======== Records provided ========

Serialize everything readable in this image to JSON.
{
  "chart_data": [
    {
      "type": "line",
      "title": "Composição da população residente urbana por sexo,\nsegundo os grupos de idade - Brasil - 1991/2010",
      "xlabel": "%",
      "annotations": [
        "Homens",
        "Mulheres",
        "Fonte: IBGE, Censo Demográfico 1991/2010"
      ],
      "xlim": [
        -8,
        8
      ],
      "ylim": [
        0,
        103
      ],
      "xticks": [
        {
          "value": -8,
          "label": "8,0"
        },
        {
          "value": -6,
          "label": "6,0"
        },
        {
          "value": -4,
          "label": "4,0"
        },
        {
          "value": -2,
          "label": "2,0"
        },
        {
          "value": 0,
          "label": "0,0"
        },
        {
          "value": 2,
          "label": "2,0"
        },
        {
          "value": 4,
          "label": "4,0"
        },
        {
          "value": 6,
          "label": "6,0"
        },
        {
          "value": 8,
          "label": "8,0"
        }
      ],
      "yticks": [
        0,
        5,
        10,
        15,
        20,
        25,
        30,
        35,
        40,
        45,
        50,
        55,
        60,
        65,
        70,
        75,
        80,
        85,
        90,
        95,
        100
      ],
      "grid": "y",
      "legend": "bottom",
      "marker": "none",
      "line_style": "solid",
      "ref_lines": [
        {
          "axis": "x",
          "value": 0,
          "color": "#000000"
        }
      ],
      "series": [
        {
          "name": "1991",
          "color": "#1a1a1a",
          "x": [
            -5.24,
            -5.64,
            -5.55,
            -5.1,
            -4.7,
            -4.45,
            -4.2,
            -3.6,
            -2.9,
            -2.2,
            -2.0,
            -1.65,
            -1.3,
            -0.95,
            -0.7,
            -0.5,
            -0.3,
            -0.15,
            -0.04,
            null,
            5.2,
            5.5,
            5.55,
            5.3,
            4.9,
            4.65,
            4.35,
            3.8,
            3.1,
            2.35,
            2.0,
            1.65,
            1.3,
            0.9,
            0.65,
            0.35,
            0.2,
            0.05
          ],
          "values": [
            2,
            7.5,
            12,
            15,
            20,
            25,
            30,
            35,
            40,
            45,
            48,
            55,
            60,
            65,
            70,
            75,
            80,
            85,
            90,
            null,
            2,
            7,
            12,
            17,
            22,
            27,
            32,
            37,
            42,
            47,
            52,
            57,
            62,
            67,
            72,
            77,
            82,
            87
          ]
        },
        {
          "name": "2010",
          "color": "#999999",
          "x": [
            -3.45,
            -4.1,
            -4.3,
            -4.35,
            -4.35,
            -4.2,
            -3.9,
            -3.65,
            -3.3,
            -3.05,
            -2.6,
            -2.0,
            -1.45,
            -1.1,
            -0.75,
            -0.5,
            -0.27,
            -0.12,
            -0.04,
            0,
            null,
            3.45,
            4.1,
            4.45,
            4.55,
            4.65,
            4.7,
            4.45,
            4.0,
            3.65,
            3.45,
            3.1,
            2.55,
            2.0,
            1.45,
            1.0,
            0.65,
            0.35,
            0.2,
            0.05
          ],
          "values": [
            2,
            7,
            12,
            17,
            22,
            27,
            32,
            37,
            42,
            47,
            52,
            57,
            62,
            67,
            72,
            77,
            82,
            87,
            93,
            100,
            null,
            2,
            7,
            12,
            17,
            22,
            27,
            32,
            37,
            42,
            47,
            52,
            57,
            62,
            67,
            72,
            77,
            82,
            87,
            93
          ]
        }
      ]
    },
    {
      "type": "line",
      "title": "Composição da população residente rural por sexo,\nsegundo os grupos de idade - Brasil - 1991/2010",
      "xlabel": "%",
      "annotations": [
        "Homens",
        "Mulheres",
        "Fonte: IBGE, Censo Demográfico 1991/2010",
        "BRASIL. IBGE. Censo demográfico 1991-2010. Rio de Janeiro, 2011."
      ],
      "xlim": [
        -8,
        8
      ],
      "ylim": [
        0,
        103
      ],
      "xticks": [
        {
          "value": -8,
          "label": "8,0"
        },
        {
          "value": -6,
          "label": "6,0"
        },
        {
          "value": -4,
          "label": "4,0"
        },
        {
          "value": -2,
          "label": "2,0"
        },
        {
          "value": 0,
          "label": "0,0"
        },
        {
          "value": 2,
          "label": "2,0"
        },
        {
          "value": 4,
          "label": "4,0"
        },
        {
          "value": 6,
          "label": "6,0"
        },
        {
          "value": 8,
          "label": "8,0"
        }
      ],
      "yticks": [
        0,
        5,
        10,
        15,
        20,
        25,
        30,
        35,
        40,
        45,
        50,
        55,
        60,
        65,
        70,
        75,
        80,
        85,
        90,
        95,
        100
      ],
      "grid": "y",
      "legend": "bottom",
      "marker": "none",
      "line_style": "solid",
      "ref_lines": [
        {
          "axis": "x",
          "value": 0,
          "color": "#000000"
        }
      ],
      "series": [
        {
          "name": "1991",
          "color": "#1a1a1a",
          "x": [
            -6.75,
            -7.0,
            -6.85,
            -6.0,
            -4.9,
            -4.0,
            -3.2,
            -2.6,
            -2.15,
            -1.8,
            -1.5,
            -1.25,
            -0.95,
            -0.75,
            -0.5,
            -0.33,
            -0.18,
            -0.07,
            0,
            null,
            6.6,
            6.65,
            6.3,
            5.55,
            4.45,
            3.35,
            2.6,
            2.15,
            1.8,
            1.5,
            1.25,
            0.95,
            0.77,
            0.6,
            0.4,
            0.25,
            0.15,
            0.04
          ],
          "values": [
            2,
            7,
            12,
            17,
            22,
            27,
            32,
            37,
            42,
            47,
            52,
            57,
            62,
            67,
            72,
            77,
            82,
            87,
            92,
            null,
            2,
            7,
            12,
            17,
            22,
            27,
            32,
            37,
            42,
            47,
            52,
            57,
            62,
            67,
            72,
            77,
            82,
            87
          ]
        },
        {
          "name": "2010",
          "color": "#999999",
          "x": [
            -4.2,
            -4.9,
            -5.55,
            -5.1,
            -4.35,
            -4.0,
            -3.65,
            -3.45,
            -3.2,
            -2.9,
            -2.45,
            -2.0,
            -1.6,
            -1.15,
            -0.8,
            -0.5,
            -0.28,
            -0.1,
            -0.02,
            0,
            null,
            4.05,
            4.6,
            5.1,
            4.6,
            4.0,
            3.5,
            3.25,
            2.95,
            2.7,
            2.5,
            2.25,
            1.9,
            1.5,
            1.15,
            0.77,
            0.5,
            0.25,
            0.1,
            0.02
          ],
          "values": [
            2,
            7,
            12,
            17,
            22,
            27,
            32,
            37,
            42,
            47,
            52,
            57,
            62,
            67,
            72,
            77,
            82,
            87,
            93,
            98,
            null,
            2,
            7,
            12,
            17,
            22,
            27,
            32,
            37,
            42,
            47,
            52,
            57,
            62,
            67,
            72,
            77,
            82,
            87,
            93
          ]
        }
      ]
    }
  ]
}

========

* Given exercise
Produce an exact copy of all the records.

* Finished task
Serialize everything readable in this image to JSON.
{
  "chart_data": [
    {
      "type": "line",
      "title": "Composição da população residente urbana por sexo,\nsegundo os grupos de idade - Brasil - 1991/2010",
      "xlabel": "%",
      "annotations": [
        "Homens",
        "Mulheres",
        "Fonte: IBGE, Censo Demográfico 1991/2010"
      ],
      "xlim": [
        -8,
        8
      ],
      "ylim": [
        0,
        103
      ],
      "xticks": [
        {
          "value": -8,
          "label": "8,0"
        },
        {
          "value": -6,
          "label": "6,0"
        },
        {
          "value": -4,
          "label": "4,0"
        },
        {
          "value": -2,
          "label": "2,0"
        },
        {
          "value": 0,
          "label": "0,0"
        },
        {
          "value": 2,
          "label": "2,0"
        },
        {
          "value": 4,
          "label": "4,0"
        },
        {
          "value": 6,
          "label": "6,0"
        },
        {
          "value": 8,
          "label": "8,0"
        }
      ],
      "yticks": [
        0,
        5,
        10,
        15,
        20,
        25,
        30,
        35,
        40,
        45,
        50,
        55,
        60,
        65,
        70,
        75,
        80,
        85,
        90,
        95,
        100
      ],
      "grid": "y",
      "legend": "bottom",
      "marker": "none",
      "line_style": "solid",
      "ref_lines": [
        {
          "axis": "x",
          "value": 0,
          "color": "#000000"
        }
      ],
      "series": [
        {
          "name": "1991",
          "color": "#1a1a1a",
          "x": [
            -5.24,
            -5.64,
            -5.55,
            -5.1,
            -4.7,
            -4.45,
            -4.2,
            -3.6,
            -2.9,
            -2.2,
            -2.0,
            -1.65,
            -1.3,
            -0.95,
            -0.7,
            -0.5,
            -0.3,
            -0.15,
            -0.04,
            null,
            5.2,
            5.5,
            5.55,
            5.3,
            4.9,
            4.65,
            4.35,
            3.8,
            3.1,
            2.35,
            2.0,
            1.65,
            1.3,
            0.9,
            0.65,
            0.35,
            0.2,
            0.05
          ],
          "values": [
            2,
            7.5,
            12,
            15,
            20,
            25,
            30,
            35,
            40,
            45,
            48,
            55,
            60,
            65,
            70,
            75,
            80,
            85,
            90,
            null,
            2,
            7,
            12,
            17,
            22,
            27,
            32,
            37,
            42,
            47,
            52,
            57,
            62,
            67,
            72,
            77,
            82,
            87
          ]
        },
        {
          "name": "2010",
          "color": "#999999",
          "x": [
            -3.45,
            -4.1,
            -4.3,
            -4.35,
            -4.35,
            -4.2,
            -3.9,
            -3.65,
            -3.3,
            -3.05,
            -2.6,
            -2.0,
            -1.45,
            -1.1,
            -0.75,
            -0.5,
            -0.27,
            -0.12,
            -0.04,
            0,
            null,
            3.45,
            4.1,
            4.45,
            4.55,
            4.65,
            4.7,
            4.45,
            4.0,
            3.65,
            3.45,
            3.1,
            2.55,
            2.0,
            1.45,
            1.0,
            0.65,
            0.35,
            0.2,
            0.05
          ],
          "values": [
            2,
            7,
            12,
            17,
            22,
            27,
            32,
            37,
            42,
            47,
            52,
            57,
            62,
            67,
            72,
            77,
            82,
            87,
            93,
            100,
            null,
            2,
            7,
            12,
            17,
            22,
            27,
            32,
            37,
            42,
            47,
            52,
            57,
            62,
            67,
            72,
            77,
            82,
            87,
            93
          ]
        }
      ]
    },
    {
      "type": "line",
      "title": "Composição da população residente rural por sexo,\nsegundo os grupos de idade - Brasil - 1991/2010",
      "xlabel": "%",
      "annotations": [
        "Homens",
        "Mulheres",
        "Fonte: IBGE, Censo Demográfico 1991/2010",
        "BRASIL. IBGE. Censo demográfico 1991-2010. Rio de Janeiro, 2011."
      ],
      "xlim": [
        -8,
        8
      ],
      "ylim": [
        0,
        103
      ],
      "xticks": [
        {
          "value": -8,
          "label": "8,0"
        },
        {
          "value": -6,
          "label": "6,0"
        },
        {
          "value": -4,
          "label": "4,0"
        },
        {
          "value": -2,
          "label": "2,0"
        },
        {
          "value": 0,
          "label": "0,0"
        },
        {
          "value": 2,
          "label": "2,0"
        },
        {
          "value": 4,
          "label": "4,0"
        },
        {
          "value": 6,
          "label": "6,0"
        },
        {
          "value": 8,
          "label": "8,0"
        }
      ],
      "yticks": [
        0,
        5,
        10,
        15,
        20,
        25,
        30,
        35,
        40,
        45,
        50,
        55,
        60,
        65,
        70,
        75,
        80,
        85,
        90,
        95,
        100
      ],
      "grid": "y",
      "legend": "bottom",
      "marker": "none",
      "line_style": "solid",
      "ref_lines": [
        {
          "axis": "x",
          "value": 0,
          "color": "#000000"
        }
      ],
      "series": [
        {
          "name": "1991",
          "color": "#1a1a1a",
          "x": [
            -6.75,
            -7.0,
            -6.85,
            -6.0,
            -4.9,
            -4.0,
            -3.2,
            -2.6,
            -2.15,
            -1.8,
            -1.5,
            -1.25,
            -0.95,
            -0.75,
            -0.5,
            -0.33,
            -0.18,
            -0.07,
            0,
            null,
            6.6,
            6.65,
            6.3,
            5.55,
            4.45,
            3.35,
            2.6,
            2.15,
            1.8,
            1.5,
            1.25,
            0.95,
            0.77,
            0.6,
            0.4,
            0.25,
            0.15,
            0.04
          ],
          "values": [
            2,
            7,
            12,
            17,
            22,
            27,
            32,
            37,
            42,
            47,
            52,
            57,
            62,
            67,
            72,
            77,
            82,
            87,
            92,
            null,
            2,
            7,
            12,
            17,
            22,
            27,
            32,
            37,
            42,
            47,
            52,
            57,
            62,
            67,
            72,
            77,
            82,
            87
          ]
        },
        {
          "name": "2010",
          "color": "#999999",
          "x": [
            -4.2,
            -4.9,
            -5.55,
            -5.1,
            -4.35,
            -4.0,
            -3.65,
            -3.45,
            -3.2,
            -2.9,
            -2.45,
            -2.0,
            -1.6,
            -1.15,
            -0.8,
            -0.5,
            -0.28,
            -0.1,
            -0.02,
            0,
            null,
            4.05,
            4.6,
            5.1,
            4.6,
            4.0,
            3.5,
            3.25,
            2.95,
            2.7,
            2.5,
            2.25,
            1.9,
            1.5,
            1.15,
            0.77,
            0.5,
            0.25,
            0.1,
            0.02
          ],
          "values": [
            2,
            7,
            12,
            17,
            22,
            27,
            32,
            37,
            42,
            47,
            52,
            57,
            62,
            67,
            72,
            77,
            82,
            87,
            93,
            98,
            null,
            2,
            7,
            12,
            17,
            22,
            27,
            32,
            37,
            42,
            47,
            52,
            57,
            62,
            67,
            72,
            77,
            82,
            87,
            93
          ]
        }
      ]
    }
  ]
}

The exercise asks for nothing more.